- [WRITTEN EXERCISE]: Identify the lines that contain the string "Halbierung", then copy each of them.

- [INPUT MATERIAL]:
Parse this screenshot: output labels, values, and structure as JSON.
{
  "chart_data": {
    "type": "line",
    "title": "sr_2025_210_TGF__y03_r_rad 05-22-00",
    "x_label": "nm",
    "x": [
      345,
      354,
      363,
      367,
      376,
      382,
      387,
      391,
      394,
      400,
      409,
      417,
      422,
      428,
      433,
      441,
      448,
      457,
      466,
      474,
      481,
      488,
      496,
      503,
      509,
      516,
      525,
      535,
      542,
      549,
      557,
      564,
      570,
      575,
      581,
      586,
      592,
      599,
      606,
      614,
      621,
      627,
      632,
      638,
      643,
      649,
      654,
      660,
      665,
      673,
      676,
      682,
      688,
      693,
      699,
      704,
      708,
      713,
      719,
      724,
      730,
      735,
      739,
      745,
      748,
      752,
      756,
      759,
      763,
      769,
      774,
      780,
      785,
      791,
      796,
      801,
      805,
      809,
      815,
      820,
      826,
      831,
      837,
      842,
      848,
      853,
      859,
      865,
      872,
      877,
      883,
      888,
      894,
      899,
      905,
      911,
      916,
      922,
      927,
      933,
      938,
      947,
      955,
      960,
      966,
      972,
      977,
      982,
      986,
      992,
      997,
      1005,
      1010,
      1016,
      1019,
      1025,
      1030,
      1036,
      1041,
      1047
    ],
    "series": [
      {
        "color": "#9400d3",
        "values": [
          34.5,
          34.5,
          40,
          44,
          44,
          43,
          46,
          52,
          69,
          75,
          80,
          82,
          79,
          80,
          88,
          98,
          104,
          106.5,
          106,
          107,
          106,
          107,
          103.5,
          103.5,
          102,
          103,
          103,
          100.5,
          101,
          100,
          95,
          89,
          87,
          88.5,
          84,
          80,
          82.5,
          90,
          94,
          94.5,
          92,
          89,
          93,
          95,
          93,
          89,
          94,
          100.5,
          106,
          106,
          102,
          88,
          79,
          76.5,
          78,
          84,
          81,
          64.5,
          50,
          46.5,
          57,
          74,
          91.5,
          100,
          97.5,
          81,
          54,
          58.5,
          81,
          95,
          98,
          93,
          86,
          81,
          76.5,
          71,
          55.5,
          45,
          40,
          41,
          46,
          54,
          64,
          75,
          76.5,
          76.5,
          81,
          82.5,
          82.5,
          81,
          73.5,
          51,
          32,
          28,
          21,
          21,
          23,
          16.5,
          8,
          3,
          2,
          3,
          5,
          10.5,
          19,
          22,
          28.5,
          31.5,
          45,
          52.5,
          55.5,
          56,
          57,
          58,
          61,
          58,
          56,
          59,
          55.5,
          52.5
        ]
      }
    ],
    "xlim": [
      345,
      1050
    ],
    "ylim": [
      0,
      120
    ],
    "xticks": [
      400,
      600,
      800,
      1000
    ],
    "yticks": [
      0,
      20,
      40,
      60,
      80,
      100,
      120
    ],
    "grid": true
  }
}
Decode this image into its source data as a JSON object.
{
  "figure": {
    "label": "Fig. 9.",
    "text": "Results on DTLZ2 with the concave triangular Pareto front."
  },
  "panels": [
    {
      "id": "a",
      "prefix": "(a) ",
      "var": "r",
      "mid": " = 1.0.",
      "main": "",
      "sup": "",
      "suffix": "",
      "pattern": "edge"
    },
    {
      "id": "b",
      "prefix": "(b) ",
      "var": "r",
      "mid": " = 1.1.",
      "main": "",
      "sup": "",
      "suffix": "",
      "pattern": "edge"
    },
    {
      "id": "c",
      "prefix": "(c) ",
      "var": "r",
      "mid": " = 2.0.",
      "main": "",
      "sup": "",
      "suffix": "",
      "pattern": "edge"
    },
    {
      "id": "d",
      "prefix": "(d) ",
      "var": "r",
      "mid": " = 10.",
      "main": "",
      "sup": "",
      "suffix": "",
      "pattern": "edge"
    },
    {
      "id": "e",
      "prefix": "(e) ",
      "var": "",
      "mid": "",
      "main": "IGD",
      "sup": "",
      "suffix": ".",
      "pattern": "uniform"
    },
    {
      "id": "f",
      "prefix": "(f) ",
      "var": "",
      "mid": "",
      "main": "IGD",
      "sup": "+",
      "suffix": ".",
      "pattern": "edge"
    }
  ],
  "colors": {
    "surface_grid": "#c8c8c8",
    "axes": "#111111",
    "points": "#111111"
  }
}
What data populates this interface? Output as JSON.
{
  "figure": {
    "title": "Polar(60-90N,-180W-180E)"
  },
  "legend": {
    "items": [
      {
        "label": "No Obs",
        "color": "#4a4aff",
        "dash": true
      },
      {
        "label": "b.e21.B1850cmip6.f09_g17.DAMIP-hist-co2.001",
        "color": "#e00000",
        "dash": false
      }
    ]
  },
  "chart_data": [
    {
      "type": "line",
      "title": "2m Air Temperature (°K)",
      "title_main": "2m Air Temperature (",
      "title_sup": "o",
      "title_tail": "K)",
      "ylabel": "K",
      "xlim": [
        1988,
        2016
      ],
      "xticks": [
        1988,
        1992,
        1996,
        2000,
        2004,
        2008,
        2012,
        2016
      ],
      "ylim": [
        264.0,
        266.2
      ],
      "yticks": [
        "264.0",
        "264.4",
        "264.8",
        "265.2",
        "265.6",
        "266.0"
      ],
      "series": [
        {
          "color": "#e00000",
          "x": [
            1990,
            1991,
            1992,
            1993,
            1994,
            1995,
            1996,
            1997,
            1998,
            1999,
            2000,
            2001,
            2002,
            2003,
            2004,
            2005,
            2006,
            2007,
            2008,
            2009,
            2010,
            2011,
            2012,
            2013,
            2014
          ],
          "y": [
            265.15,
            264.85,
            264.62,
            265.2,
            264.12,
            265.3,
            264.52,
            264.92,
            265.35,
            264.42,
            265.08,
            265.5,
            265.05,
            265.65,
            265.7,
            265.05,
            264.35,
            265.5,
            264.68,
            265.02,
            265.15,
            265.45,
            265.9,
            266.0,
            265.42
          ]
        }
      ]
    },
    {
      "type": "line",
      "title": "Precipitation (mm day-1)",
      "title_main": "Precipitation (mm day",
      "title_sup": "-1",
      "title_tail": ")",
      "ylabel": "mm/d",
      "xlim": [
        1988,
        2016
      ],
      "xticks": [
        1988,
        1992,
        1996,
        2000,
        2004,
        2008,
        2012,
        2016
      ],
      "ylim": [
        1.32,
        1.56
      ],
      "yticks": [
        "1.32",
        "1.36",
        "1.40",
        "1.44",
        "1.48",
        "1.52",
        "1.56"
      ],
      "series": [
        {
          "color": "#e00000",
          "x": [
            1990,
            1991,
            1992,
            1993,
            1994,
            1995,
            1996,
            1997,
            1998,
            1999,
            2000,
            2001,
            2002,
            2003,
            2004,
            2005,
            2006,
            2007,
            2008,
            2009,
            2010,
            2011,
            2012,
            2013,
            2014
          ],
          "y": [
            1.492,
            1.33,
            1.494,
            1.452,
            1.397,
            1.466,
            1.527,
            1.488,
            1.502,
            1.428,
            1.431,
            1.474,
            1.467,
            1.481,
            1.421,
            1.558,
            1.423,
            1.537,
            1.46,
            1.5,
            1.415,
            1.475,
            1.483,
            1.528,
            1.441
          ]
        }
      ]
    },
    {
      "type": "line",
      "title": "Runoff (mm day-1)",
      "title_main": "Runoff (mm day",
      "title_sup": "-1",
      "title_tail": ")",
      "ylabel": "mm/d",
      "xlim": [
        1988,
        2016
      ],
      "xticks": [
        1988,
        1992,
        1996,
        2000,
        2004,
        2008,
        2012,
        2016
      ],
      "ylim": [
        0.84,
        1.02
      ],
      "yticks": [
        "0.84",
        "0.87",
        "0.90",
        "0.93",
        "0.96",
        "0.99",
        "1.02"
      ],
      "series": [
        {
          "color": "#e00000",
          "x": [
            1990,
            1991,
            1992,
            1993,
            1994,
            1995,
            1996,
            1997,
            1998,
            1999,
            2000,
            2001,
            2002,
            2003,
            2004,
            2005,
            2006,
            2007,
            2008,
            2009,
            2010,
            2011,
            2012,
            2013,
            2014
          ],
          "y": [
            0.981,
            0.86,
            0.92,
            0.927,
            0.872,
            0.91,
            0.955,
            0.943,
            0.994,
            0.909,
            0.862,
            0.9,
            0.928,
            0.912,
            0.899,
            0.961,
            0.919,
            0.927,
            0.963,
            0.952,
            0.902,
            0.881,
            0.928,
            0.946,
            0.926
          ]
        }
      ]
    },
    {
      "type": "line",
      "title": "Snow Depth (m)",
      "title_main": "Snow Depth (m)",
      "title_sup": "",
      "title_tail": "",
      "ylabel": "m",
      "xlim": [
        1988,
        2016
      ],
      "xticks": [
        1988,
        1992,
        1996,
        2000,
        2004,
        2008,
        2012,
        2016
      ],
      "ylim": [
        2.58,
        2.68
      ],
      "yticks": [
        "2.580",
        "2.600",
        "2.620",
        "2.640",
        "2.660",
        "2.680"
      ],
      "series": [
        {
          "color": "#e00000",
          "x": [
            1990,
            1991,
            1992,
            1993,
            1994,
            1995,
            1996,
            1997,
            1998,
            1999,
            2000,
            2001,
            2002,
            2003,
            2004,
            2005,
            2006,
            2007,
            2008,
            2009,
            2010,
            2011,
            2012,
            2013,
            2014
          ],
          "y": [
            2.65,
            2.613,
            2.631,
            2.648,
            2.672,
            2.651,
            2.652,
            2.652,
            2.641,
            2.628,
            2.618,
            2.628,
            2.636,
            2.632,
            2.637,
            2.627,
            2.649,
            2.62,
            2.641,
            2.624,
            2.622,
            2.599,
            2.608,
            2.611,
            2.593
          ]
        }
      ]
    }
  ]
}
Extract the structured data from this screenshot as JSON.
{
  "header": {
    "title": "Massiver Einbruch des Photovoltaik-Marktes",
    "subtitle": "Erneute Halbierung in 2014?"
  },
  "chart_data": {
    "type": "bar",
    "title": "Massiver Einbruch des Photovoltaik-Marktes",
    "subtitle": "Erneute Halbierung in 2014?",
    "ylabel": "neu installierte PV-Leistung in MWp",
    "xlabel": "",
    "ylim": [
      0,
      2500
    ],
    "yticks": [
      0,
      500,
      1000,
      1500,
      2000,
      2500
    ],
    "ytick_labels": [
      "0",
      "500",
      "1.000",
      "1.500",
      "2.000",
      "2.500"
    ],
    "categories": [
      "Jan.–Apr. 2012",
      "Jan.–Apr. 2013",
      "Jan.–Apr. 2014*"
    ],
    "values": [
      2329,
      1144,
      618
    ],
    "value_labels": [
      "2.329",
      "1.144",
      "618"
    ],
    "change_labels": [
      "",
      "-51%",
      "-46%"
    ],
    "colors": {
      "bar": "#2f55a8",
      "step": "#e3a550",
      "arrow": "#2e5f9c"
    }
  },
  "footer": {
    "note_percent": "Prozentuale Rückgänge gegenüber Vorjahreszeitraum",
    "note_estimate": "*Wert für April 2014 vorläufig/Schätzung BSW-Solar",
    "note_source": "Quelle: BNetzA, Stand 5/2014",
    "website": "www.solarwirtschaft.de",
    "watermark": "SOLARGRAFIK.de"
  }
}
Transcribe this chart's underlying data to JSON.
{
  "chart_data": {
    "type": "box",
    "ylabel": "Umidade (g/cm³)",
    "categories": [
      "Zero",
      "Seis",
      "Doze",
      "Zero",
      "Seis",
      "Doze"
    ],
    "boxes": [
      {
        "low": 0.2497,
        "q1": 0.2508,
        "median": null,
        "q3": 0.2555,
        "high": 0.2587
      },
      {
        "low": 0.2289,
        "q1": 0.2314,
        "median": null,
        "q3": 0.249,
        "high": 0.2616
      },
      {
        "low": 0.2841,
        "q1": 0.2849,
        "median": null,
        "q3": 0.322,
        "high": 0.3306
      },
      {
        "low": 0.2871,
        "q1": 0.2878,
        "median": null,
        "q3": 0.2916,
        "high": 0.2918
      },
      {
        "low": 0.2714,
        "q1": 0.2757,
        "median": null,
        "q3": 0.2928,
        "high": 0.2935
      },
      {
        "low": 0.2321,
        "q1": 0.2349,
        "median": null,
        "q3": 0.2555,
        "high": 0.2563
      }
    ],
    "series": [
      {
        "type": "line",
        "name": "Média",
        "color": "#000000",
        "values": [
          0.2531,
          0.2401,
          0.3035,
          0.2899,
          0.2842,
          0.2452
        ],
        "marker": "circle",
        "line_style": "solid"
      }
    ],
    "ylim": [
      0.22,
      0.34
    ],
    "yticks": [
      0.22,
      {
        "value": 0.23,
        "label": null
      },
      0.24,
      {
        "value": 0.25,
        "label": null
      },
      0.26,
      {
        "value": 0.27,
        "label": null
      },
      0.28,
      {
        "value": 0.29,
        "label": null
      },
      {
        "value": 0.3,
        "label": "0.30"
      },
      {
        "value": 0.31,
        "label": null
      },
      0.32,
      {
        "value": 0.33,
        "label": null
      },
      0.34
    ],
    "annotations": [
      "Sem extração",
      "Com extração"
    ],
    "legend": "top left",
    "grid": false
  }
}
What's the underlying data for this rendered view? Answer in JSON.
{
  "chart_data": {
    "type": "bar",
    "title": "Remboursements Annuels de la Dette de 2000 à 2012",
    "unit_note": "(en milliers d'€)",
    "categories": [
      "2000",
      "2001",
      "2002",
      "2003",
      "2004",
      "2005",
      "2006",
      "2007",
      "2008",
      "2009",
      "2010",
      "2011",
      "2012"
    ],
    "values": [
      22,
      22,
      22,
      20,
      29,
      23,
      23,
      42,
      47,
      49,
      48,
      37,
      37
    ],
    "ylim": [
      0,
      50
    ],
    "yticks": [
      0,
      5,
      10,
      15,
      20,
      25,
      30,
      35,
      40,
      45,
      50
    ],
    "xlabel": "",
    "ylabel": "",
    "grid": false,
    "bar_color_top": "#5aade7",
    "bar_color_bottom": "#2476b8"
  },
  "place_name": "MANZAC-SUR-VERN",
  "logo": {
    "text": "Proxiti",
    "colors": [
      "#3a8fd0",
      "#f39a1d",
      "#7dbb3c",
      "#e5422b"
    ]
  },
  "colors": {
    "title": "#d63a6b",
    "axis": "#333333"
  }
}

- [FULL OUTPUT]:
    "subtitle": "Erneute Halbierung in 2014?"
    "subtitle": "Erneute Halbierung in 2014?",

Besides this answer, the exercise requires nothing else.